Problem requirements: Go through the material below and copy each line where the word "name" appears.

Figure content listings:
□ □ □ □ □

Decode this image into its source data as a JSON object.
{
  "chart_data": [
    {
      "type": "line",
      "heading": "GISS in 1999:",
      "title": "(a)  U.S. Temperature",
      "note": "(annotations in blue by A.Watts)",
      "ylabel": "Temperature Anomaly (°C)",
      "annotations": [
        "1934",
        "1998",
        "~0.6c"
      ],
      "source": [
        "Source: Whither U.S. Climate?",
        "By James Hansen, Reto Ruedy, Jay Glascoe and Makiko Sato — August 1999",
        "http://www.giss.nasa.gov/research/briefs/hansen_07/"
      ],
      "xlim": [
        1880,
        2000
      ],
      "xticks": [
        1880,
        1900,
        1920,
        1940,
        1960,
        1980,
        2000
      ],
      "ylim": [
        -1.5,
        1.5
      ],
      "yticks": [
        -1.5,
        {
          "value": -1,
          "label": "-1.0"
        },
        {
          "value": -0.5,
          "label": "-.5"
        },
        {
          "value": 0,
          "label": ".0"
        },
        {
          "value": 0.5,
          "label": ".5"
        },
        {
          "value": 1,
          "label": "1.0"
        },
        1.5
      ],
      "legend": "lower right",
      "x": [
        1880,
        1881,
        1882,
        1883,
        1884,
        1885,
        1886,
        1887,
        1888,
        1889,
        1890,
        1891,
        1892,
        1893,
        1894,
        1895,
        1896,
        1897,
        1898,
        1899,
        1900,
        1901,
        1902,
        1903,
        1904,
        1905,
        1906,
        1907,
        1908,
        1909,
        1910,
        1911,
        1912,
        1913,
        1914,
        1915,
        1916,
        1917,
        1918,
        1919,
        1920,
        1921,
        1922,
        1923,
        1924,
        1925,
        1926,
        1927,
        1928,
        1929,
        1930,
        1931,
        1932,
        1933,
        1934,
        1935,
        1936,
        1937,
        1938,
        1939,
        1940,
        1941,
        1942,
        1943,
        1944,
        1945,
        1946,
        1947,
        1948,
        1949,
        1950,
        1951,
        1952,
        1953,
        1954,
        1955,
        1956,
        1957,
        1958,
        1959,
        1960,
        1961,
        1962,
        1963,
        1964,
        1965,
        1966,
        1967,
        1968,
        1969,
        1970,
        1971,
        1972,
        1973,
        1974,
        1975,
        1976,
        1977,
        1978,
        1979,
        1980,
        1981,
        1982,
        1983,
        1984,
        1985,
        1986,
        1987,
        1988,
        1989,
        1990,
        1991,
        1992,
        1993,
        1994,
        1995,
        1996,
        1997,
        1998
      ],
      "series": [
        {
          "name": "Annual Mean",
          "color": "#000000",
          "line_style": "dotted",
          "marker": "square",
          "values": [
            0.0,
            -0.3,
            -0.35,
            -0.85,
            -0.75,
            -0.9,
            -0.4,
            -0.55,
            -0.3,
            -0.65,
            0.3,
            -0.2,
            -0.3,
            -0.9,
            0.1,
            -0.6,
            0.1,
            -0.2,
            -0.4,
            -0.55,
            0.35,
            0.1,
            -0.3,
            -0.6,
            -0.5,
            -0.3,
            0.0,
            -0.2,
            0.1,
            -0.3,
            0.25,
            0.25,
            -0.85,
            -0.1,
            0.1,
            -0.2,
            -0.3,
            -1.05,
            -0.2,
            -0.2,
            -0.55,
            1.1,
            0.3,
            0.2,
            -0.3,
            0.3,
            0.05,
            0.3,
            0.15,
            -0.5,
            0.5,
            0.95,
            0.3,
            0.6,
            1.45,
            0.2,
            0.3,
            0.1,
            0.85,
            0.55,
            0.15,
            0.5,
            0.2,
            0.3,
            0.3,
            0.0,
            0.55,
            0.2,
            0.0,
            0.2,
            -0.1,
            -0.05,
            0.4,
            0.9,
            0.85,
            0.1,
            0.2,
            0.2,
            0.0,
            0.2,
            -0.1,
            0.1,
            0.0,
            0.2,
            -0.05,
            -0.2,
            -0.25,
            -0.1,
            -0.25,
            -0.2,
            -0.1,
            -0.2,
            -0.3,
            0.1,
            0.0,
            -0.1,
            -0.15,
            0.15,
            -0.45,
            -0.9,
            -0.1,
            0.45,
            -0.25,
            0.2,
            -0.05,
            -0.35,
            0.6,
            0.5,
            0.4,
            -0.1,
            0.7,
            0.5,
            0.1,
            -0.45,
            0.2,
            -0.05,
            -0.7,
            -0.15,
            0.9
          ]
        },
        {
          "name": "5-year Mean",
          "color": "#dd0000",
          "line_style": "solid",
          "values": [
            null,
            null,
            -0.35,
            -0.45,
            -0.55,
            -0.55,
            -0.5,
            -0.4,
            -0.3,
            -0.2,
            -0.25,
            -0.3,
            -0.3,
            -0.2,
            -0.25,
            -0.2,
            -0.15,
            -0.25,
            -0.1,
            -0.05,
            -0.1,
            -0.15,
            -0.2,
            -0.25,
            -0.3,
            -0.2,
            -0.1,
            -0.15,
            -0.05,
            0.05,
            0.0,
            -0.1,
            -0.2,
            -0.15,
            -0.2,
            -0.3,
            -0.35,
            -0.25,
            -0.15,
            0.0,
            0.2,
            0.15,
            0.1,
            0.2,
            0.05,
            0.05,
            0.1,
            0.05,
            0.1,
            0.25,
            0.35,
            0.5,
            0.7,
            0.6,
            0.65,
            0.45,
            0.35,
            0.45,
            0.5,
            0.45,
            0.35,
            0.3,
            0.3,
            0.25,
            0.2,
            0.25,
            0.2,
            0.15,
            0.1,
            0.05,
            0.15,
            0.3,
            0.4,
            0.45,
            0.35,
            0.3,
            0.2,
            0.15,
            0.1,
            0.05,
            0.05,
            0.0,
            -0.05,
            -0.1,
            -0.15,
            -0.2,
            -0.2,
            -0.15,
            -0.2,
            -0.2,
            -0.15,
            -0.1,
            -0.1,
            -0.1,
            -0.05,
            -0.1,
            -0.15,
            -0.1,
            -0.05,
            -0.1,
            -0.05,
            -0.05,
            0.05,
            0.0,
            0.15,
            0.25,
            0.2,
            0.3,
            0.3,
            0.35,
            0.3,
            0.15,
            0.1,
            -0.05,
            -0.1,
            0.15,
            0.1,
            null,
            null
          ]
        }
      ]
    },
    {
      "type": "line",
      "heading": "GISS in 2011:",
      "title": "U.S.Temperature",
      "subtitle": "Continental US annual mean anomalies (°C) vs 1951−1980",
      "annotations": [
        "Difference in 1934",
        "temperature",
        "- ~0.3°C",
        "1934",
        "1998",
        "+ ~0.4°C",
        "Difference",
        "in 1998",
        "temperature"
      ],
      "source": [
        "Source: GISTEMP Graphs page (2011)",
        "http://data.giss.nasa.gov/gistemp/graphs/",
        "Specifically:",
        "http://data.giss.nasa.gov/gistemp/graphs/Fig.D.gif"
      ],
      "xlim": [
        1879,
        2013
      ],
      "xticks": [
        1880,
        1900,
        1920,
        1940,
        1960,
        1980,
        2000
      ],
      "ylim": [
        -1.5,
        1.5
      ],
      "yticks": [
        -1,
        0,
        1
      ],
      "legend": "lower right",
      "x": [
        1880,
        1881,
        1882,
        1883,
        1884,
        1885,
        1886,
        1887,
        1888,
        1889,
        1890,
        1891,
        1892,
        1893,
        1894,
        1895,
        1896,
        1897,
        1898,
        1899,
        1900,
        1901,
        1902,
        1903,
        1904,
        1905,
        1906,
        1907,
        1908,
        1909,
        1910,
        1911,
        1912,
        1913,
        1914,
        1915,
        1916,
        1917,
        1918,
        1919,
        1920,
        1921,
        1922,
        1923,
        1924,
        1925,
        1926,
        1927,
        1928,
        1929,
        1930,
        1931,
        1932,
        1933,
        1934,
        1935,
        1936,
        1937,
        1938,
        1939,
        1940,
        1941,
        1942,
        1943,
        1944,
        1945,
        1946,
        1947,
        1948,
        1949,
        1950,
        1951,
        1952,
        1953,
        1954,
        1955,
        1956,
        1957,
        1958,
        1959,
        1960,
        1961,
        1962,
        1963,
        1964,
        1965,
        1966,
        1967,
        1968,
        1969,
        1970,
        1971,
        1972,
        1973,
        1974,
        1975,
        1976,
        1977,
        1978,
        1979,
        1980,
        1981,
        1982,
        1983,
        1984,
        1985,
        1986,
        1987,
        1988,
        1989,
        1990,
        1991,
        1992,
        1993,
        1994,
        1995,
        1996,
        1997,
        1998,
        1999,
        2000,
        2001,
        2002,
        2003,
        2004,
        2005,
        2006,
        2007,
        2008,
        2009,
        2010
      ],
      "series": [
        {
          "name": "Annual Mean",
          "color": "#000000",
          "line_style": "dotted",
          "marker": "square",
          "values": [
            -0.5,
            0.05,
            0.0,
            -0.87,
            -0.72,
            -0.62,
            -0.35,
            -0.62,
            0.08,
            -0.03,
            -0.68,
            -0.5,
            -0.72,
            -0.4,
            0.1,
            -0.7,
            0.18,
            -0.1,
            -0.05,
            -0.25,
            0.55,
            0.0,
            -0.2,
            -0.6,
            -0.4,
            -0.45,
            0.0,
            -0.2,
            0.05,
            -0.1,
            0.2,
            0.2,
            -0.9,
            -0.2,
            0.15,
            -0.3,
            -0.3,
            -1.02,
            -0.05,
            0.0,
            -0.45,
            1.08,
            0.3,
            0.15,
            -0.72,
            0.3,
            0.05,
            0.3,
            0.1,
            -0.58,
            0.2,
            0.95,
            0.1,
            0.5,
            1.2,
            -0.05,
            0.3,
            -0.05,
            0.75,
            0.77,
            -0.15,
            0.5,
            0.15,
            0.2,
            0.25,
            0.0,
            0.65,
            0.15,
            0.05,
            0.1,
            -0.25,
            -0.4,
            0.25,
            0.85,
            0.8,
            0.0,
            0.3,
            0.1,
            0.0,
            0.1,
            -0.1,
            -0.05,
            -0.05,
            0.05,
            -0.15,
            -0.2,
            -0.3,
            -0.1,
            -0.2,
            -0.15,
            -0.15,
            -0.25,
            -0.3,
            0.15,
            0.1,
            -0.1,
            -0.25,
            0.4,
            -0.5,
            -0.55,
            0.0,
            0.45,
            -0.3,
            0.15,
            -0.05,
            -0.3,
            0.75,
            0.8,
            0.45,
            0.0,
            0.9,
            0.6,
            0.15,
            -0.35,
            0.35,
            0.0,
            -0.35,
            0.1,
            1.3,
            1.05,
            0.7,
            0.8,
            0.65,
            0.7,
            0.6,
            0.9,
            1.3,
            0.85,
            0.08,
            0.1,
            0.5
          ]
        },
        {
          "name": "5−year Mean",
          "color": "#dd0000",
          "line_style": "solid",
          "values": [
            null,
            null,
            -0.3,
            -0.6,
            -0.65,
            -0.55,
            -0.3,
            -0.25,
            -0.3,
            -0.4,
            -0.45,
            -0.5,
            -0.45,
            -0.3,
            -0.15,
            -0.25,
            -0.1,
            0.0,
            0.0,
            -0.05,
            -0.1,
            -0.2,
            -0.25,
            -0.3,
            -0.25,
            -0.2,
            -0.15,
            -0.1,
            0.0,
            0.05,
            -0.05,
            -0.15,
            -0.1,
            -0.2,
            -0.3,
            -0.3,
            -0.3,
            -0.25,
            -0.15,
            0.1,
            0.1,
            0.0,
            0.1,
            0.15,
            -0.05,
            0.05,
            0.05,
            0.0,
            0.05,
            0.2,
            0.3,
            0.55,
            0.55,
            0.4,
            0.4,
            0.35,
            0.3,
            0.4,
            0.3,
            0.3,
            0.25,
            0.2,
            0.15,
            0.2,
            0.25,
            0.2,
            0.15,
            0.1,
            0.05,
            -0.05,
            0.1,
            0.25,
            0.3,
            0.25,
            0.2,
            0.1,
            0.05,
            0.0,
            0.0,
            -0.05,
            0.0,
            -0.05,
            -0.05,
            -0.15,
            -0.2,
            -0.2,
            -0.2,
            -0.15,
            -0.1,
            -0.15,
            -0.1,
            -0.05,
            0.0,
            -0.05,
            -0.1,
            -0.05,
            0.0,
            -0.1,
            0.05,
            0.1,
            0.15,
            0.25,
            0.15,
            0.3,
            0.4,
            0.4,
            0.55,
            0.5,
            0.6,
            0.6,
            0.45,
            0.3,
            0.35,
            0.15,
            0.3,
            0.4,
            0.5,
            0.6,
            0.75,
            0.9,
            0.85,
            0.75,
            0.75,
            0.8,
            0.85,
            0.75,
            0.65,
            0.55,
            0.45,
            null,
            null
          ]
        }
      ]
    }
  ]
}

□ □ □ □ □

Written answer:
          "name": "Annual Mean",
          "name": "5-year Mean",
          "name": "Annual Mean",
          "name": "5−year Mean",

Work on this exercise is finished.